* Data records
- - - - - - -

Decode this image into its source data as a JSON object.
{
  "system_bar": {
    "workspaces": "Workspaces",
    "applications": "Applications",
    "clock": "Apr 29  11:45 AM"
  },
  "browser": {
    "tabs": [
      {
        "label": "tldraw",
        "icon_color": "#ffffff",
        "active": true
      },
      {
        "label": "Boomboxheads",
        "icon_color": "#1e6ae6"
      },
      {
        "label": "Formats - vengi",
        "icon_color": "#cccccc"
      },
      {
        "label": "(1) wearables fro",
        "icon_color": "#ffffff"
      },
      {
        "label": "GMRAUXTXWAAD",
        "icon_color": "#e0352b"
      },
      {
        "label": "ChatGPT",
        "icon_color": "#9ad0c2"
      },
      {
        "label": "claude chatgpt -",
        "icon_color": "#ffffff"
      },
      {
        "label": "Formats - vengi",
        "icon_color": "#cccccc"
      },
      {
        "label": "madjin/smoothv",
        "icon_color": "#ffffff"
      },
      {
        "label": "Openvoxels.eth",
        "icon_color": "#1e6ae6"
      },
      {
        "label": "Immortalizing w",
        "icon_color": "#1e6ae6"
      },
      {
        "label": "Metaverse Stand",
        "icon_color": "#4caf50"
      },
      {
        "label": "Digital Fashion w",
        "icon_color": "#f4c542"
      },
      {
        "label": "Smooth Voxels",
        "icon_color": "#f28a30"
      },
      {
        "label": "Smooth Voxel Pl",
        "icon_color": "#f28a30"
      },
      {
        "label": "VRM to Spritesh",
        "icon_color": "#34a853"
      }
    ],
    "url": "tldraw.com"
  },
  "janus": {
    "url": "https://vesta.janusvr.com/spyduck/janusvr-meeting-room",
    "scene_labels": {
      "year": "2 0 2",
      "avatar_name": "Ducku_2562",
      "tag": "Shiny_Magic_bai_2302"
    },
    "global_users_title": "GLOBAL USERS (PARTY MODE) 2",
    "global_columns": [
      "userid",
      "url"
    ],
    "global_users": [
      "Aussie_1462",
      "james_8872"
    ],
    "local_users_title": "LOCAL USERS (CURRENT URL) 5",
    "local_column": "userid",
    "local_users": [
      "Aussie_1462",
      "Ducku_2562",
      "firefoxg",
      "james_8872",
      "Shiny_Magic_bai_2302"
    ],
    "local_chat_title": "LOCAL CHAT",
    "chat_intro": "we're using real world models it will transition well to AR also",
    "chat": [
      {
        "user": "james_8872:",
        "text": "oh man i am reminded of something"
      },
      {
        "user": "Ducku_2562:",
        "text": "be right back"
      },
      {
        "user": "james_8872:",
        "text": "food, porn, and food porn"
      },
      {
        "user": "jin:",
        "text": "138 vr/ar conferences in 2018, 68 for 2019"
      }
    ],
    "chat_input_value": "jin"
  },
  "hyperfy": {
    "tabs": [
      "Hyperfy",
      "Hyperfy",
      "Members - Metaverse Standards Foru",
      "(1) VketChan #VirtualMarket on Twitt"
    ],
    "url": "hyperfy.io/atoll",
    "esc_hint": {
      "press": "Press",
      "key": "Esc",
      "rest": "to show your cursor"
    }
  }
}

- - - - - - -

* Problem requirements
The word "text" may appear on some lines of these records; state how many such lines there are, and nothing else.

* Exercise answer
4